------ Data ------

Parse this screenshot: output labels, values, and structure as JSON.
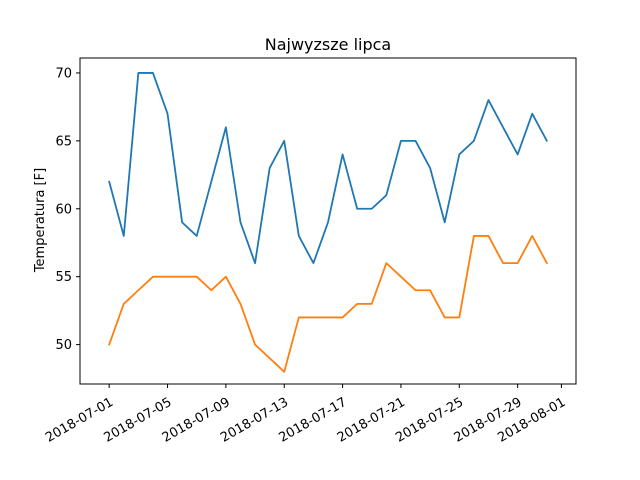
{
  "chart_data": {
    "type": "line",
    "title": "Najwyzsze lipca",
    "xlabel": "",
    "ylabel": "Temperatura [F]",
    "x": [
      "2018-07-01",
      "2018-07-02",
      "2018-07-03",
      "2018-07-04",
      "2018-07-05",
      "2018-07-06",
      "2018-07-07",
      "2018-07-08",
      "2018-07-09",
      "2018-07-10",
      "2018-07-11",
      "2018-07-12",
      "2018-07-13",
      "2018-07-14",
      "2018-07-15",
      "2018-07-16",
      "2018-07-17",
      "2018-07-18",
      "2018-07-19",
      "2018-07-20",
      "2018-07-21",
      "2018-07-22",
      "2018-07-23",
      "2018-07-24",
      "2018-07-25",
      "2018-07-26",
      "2018-07-27",
      "2018-07-28",
      "2018-07-29",
      "2018-07-30",
      "2018-07-31"
    ],
    "series": [
      {
        "color": "#1f77b4",
        "values": [
          62,
          58,
          70,
          70,
          67,
          59,
          58,
          62,
          66,
          59,
          56,
          63,
          65,
          58,
          56,
          59,
          64,
          60,
          60,
          61,
          65,
          65,
          63,
          59,
          64,
          65,
          68,
          66,
          64,
          67,
          65
        ]
      },
      {
        "color": "#ff7f0e",
        "values": [
          50,
          53,
          54,
          55,
          55,
          55,
          55,
          54,
          55,
          53,
          50,
          49,
          48,
          52,
          52,
          52,
          52,
          53,
          53,
          56,
          55,
          54,
          54,
          52,
          52,
          58,
          58,
          56,
          56,
          58,
          56
        ]
      }
    ],
    "xticks": [
      "2018-07-01",
      "2018-07-05",
      "2018-07-09",
      "2018-07-13",
      "2018-07-17",
      "2018-07-21",
      "2018-07-25",
      "2018-07-29",
      "2018-08-01"
    ],
    "yticks": [
      50,
      55,
      60,
      65,
      70
    ],
    "xlim": [
      "2018-06-29",
      "2018-08-02"
    ],
    "ylim": [
      47.1,
      71.1
    ],
    "grid": false,
    "legend": false
  }
}
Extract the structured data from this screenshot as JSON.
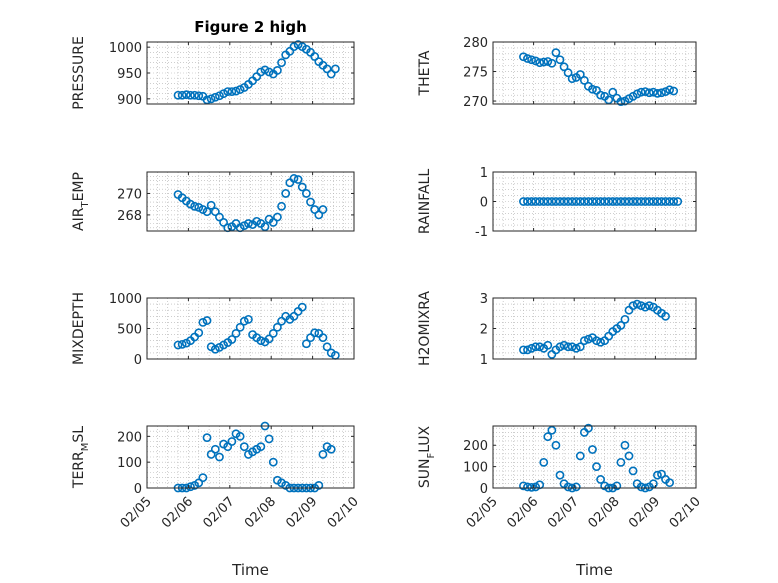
{
  "figure": {
    "title": "Figure 2 high",
    "marker_color": "#0072BD"
  },
  "chart_data": [
    {
      "type": "scatter",
      "ylabel": "PRESSURE",
      "title": "Figure 2 high",
      "xlim": [
        5,
        10
      ],
      "ylim": [
        890,
        1010
      ],
      "yticks": [
        "900",
        "950",
        "1000"
      ],
      "ytick_values": [
        900,
        950,
        1000
      ],
      "grid": "minor",
      "xtick_labels_visible": false,
      "points": [
        [
          5.75,
          907
        ],
        [
          5.85,
          907
        ],
        [
          5.95,
          908
        ],
        [
          6.05,
          907
        ],
        [
          6.15,
          907
        ],
        [
          6.25,
          906
        ],
        [
          6.35,
          905
        ],
        [
          6.45,
          898
        ],
        [
          6.55,
          900
        ],
        [
          6.65,
          903
        ],
        [
          6.75,
          906
        ],
        [
          6.85,
          910
        ],
        [
          6.95,
          914
        ],
        [
          7.05,
          914
        ],
        [
          7.15,
          915
        ],
        [
          7.25,
          918
        ],
        [
          7.35,
          922
        ],
        [
          7.45,
          928
        ],
        [
          7.55,
          935
        ],
        [
          7.65,
          943
        ],
        [
          7.75,
          952
        ],
        [
          7.85,
          956
        ],
        [
          7.95,
          952
        ],
        [
          8.05,
          948
        ],
        [
          8.15,
          955
        ],
        [
          8.25,
          970
        ],
        [
          8.35,
          985
        ],
        [
          8.45,
          992
        ],
        [
          8.55,
          1001
        ],
        [
          8.65,
          1005
        ],
        [
          8.75,
          1001
        ],
        [
          8.85,
          996
        ],
        [
          8.95,
          990
        ],
        [
          9.05,
          982
        ],
        [
          9.15,
          972
        ],
        [
          9.25,
          965
        ],
        [
          9.35,
          958
        ],
        [
          9.45,
          948
        ],
        [
          9.55,
          958
        ]
      ]
    },
    {
      "type": "scatter",
      "ylabel": "THETA",
      "xlim": [
        5,
        10
      ],
      "ylim": [
        269.5,
        280
      ],
      "yticks": [
        "270",
        "275",
        "280"
      ],
      "ytick_values": [
        270,
        275,
        280
      ],
      "grid": "minor",
      "xtick_labels_visible": false,
      "points": [
        [
          5.75,
          277.5
        ],
        [
          5.85,
          277.2
        ],
        [
          5.95,
          277
        ],
        [
          6.05,
          276.8
        ],
        [
          6.15,
          276.5
        ],
        [
          6.25,
          276.6
        ],
        [
          6.35,
          276.7
        ],
        [
          6.45,
          276.4
        ],
        [
          6.55,
          278.2
        ],
        [
          6.65,
          277
        ],
        [
          6.75,
          275.8
        ],
        [
          6.85,
          274.8
        ],
        [
          6.95,
          273.8
        ],
        [
          7.05,
          274
        ],
        [
          7.15,
          274.5
        ],
        [
          7.25,
          273.5
        ],
        [
          7.35,
          272.5
        ],
        [
          7.45,
          272
        ],
        [
          7.55,
          271.8
        ],
        [
          7.65,
          271
        ],
        [
          7.75,
          270.8
        ],
        [
          7.85,
          270.2
        ],
        [
          7.95,
          271.5
        ],
        [
          8.05,
          270.5
        ],
        [
          8.15,
          269.9
        ],
        [
          8.25,
          270
        ],
        [
          8.35,
          270.4
        ],
        [
          8.45,
          270.8
        ],
        [
          8.55,
          271.2
        ],
        [
          8.65,
          271.5
        ],
        [
          8.75,
          271.6
        ],
        [
          8.85,
          271.4
        ],
        [
          8.95,
          271.5
        ],
        [
          9.05,
          271.3
        ],
        [
          9.15,
          271.4
        ],
        [
          9.25,
          271.6
        ],
        [
          9.35,
          271.9
        ],
        [
          9.45,
          271.7
        ]
      ]
    },
    {
      "type": "scatter",
      "ylabel": "AIR_TEMP",
      "xlim": [
        5,
        10
      ],
      "ylim": [
        266.5,
        272
      ],
      "yticks": [
        "268",
        "270"
      ],
      "ytick_values": [
        268,
        270
      ],
      "grid": "minor",
      "xtick_labels_visible": false,
      "points": [
        [
          5.75,
          269.9
        ],
        [
          5.85,
          269.6
        ],
        [
          5.95,
          269.3
        ],
        [
          6.05,
          269
        ],
        [
          6.15,
          268.8
        ],
        [
          6.25,
          268.7
        ],
        [
          6.35,
          268.5
        ],
        [
          6.45,
          268.3
        ],
        [
          6.55,
          268.9
        ],
        [
          6.65,
          268.3
        ],
        [
          6.75,
          267.8
        ],
        [
          6.85,
          267.3
        ],
        [
          6.95,
          266.8
        ],
        [
          7.05,
          266.9
        ],
        [
          7.15,
          267.2
        ],
        [
          7.25,
          266.8
        ],
        [
          7.35,
          267
        ],
        [
          7.45,
          267.2
        ],
        [
          7.55,
          267.1
        ],
        [
          7.65,
          267.4
        ],
        [
          7.75,
          267.2
        ],
        [
          7.85,
          266.9
        ],
        [
          7.95,
          267.6
        ],
        [
          8.05,
          267.3
        ],
        [
          8.15,
          267.8
        ],
        [
          8.25,
          268.8
        ],
        [
          8.35,
          270
        ],
        [
          8.45,
          271
        ],
        [
          8.55,
          271.4
        ],
        [
          8.65,
          271.3
        ],
        [
          8.75,
          270.6
        ],
        [
          8.85,
          270
        ],
        [
          8.95,
          269.2
        ],
        [
          9.05,
          268.5
        ],
        [
          9.15,
          268
        ],
        [
          9.25,
          268.5
        ]
      ]
    },
    {
      "type": "scatter",
      "ylabel": "RAINFALL",
      "xlim": [
        5,
        10
      ],
      "ylim": [
        -1,
        1
      ],
      "yticks": [
        "-1",
        "0",
        "1"
      ],
      "ytick_values": [
        -1,
        0,
        1
      ],
      "grid": "minor",
      "xtick_labels_visible": false,
      "points": [
        [
          5.75,
          0
        ],
        [
          5.85,
          0
        ],
        [
          5.95,
          0
        ],
        [
          6.05,
          0
        ],
        [
          6.15,
          0
        ],
        [
          6.25,
          0
        ],
        [
          6.35,
          0
        ],
        [
          6.45,
          0
        ],
        [
          6.55,
          0
        ],
        [
          6.65,
          0
        ],
        [
          6.75,
          0
        ],
        [
          6.85,
          0
        ],
        [
          6.95,
          0
        ],
        [
          7.05,
          0
        ],
        [
          7.15,
          0
        ],
        [
          7.25,
          0
        ],
        [
          7.35,
          0
        ],
        [
          7.45,
          0
        ],
        [
          7.55,
          0
        ],
        [
          7.65,
          0
        ],
        [
          7.75,
          0
        ],
        [
          7.85,
          0
        ],
        [
          7.95,
          0
        ],
        [
          8.05,
          0
        ],
        [
          8.15,
          0
        ],
        [
          8.25,
          0
        ],
        [
          8.35,
          0
        ],
        [
          8.45,
          0
        ],
        [
          8.55,
          0
        ],
        [
          8.65,
          0
        ],
        [
          8.75,
          0
        ],
        [
          8.85,
          0
        ],
        [
          8.95,
          0
        ],
        [
          9.05,
          0
        ],
        [
          9.15,
          0
        ],
        [
          9.25,
          0
        ],
        [
          9.35,
          0
        ],
        [
          9.45,
          0
        ],
        [
          9.55,
          0
        ]
      ]
    },
    {
      "type": "scatter",
      "ylabel": "MIXDEPTH",
      "xlim": [
        5,
        10
      ],
      "ylim": [
        0,
        1000
      ],
      "yticks": [
        "0",
        "500",
        "1000"
      ],
      "ytick_values": [
        0,
        500,
        1000
      ],
      "grid": "minor",
      "xtick_labels_visible": false,
      "points": [
        [
          5.75,
          230
        ],
        [
          5.85,
          240
        ],
        [
          5.95,
          260
        ],
        [
          6.05,
          300
        ],
        [
          6.15,
          360
        ],
        [
          6.25,
          430
        ],
        [
          6.35,
          600
        ],
        [
          6.45,
          630
        ],
        [
          6.55,
          200
        ],
        [
          6.65,
          160
        ],
        [
          6.75,
          190
        ],
        [
          6.85,
          230
        ],
        [
          6.95,
          270
        ],
        [
          7.05,
          320
        ],
        [
          7.15,
          420
        ],
        [
          7.25,
          520
        ],
        [
          7.35,
          620
        ],
        [
          7.45,
          650
        ],
        [
          7.55,
          400
        ],
        [
          7.65,
          350
        ],
        [
          7.75,
          300
        ],
        [
          7.85,
          280
        ],
        [
          7.95,
          330
        ],
        [
          8.05,
          420
        ],
        [
          8.15,
          520
        ],
        [
          8.25,
          620
        ],
        [
          8.35,
          700
        ],
        [
          8.45,
          650
        ],
        [
          8.55,
          700
        ],
        [
          8.65,
          780
        ],
        [
          8.75,
          850
        ],
        [
          8.85,
          250
        ],
        [
          8.95,
          350
        ],
        [
          9.05,
          430
        ],
        [
          9.15,
          420
        ],
        [
          9.25,
          350
        ],
        [
          9.35,
          200
        ],
        [
          9.45,
          100
        ],
        [
          9.55,
          60
        ]
      ]
    },
    {
      "type": "scatter",
      "ylabel": "H2OMIXRA",
      "xlim": [
        5,
        10
      ],
      "ylim": [
        1,
        3
      ],
      "yticks": [
        "1",
        "2",
        "3"
      ],
      "ytick_values": [
        1,
        2,
        3
      ],
      "grid": "minor",
      "xtick_labels_visible": false,
      "points": [
        [
          5.75,
          1.3
        ],
        [
          5.85,
          1.3
        ],
        [
          5.95,
          1.35
        ],
        [
          6.05,
          1.4
        ],
        [
          6.15,
          1.4
        ],
        [
          6.25,
          1.35
        ],
        [
          6.35,
          1.45
        ],
        [
          6.45,
          1.15
        ],
        [
          6.55,
          1.3
        ],
        [
          6.65,
          1.4
        ],
        [
          6.75,
          1.45
        ],
        [
          6.85,
          1.4
        ],
        [
          6.95,
          1.4
        ],
        [
          7.05,
          1.35
        ],
        [
          7.15,
          1.4
        ],
        [
          7.25,
          1.6
        ],
        [
          7.35,
          1.65
        ],
        [
          7.45,
          1.7
        ],
        [
          7.55,
          1.6
        ],
        [
          7.65,
          1.55
        ],
        [
          7.75,
          1.6
        ],
        [
          7.85,
          1.75
        ],
        [
          7.95,
          1.9
        ],
        [
          8.05,
          2
        ],
        [
          8.15,
          2.1
        ],
        [
          8.25,
          2.3
        ],
        [
          8.35,
          2.6
        ],
        [
          8.45,
          2.75
        ],
        [
          8.55,
          2.8
        ],
        [
          8.65,
          2.75
        ],
        [
          8.75,
          2.7
        ],
        [
          8.85,
          2.75
        ],
        [
          8.95,
          2.7
        ],
        [
          9.05,
          2.6
        ],
        [
          9.15,
          2.5
        ],
        [
          9.25,
          2.4
        ]
      ]
    },
    {
      "type": "scatter",
      "ylabel": "TERR_MSL",
      "xlim": [
        5,
        10
      ],
      "ylim": [
        0,
        240
      ],
      "yticks": [
        "0",
        "100",
        "200"
      ],
      "ytick_values": [
        0,
        100,
        200
      ],
      "grid": "minor",
      "xtick_labels_visible": true,
      "xticks": [
        "02/05",
        "02/06",
        "02/07",
        "02/08",
        "02/09",
        "02/10"
      ],
      "xtick_values": [
        5,
        6,
        7,
        8,
        9,
        10
      ],
      "xlabel": "Time",
      "points": [
        [
          5.75,
          0
        ],
        [
          5.85,
          0
        ],
        [
          5.95,
          0
        ],
        [
          6.05,
          5
        ],
        [
          6.15,
          10
        ],
        [
          6.25,
          20
        ],
        [
          6.35,
          40
        ],
        [
          6.45,
          195
        ],
        [
          6.55,
          130
        ],
        [
          6.65,
          150
        ],
        [
          6.75,
          120
        ],
        [
          6.85,
          170
        ],
        [
          6.95,
          160
        ],
        [
          7.05,
          180
        ],
        [
          7.15,
          210
        ],
        [
          7.25,
          200
        ],
        [
          7.35,
          160
        ],
        [
          7.45,
          130
        ],
        [
          7.55,
          140
        ],
        [
          7.65,
          150
        ],
        [
          7.75,
          160
        ],
        [
          7.85,
          240
        ],
        [
          7.95,
          190
        ],
        [
          8.05,
          100
        ],
        [
          8.15,
          30
        ],
        [
          8.25,
          20
        ],
        [
          8.35,
          10
        ],
        [
          8.45,
          0
        ],
        [
          8.55,
          0
        ],
        [
          8.65,
          0
        ],
        [
          8.75,
          0
        ],
        [
          8.85,
          0
        ],
        [
          8.95,
          0
        ],
        [
          9.05,
          0
        ],
        [
          9.15,
          10
        ],
        [
          9.25,
          130
        ],
        [
          9.35,
          160
        ],
        [
          9.45,
          150
        ]
      ]
    },
    {
      "type": "scatter",
      "ylabel": "SUN_FLUX",
      "xlim": [
        5,
        10
      ],
      "ylim": [
        0,
        290
      ],
      "yticks": [
        "0",
        "100",
        "200"
      ],
      "ytick_values": [
        0,
        100,
        200
      ],
      "grid": "minor",
      "xtick_labels_visible": true,
      "xticks": [
        "02/05",
        "02/06",
        "02/07",
        "02/08",
        "02/09",
        "02/10"
      ],
      "xtick_values": [
        5,
        6,
        7,
        8,
        9,
        10
      ],
      "xlabel": "Time",
      "points": [
        [
          5.75,
          10
        ],
        [
          5.85,
          5
        ],
        [
          5.95,
          3
        ],
        [
          6.05,
          5
        ],
        [
          6.15,
          15
        ],
        [
          6.25,
          120
        ],
        [
          6.35,
          240
        ],
        [
          6.45,
          270
        ],
        [
          6.55,
          200
        ],
        [
          6.65,
          60
        ],
        [
          6.75,
          20
        ],
        [
          6.85,
          5
        ],
        [
          6.95,
          0
        ],
        [
          7.05,
          5
        ],
        [
          7.15,
          150
        ],
        [
          7.25,
          260
        ],
        [
          7.35,
          280
        ],
        [
          7.45,
          180
        ],
        [
          7.55,
          100
        ],
        [
          7.65,
          40
        ],
        [
          7.75,
          10
        ],
        [
          7.85,
          0
        ],
        [
          7.95,
          0
        ],
        [
          8.05,
          10
        ],
        [
          8.15,
          120
        ],
        [
          8.25,
          200
        ],
        [
          8.35,
          150
        ],
        [
          8.45,
          80
        ],
        [
          8.55,
          20
        ],
        [
          8.65,
          5
        ],
        [
          8.75,
          0
        ],
        [
          8.85,
          5
        ],
        [
          8.95,
          20
        ],
        [
          9.05,
          60
        ],
        [
          9.15,
          65
        ],
        [
          9.25,
          40
        ],
        [
          9.35,
          25
        ]
      ]
    }
  ]
}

------

Task objective
Tell how many lines contain the word "JSON", using only the number.

Response to the task
2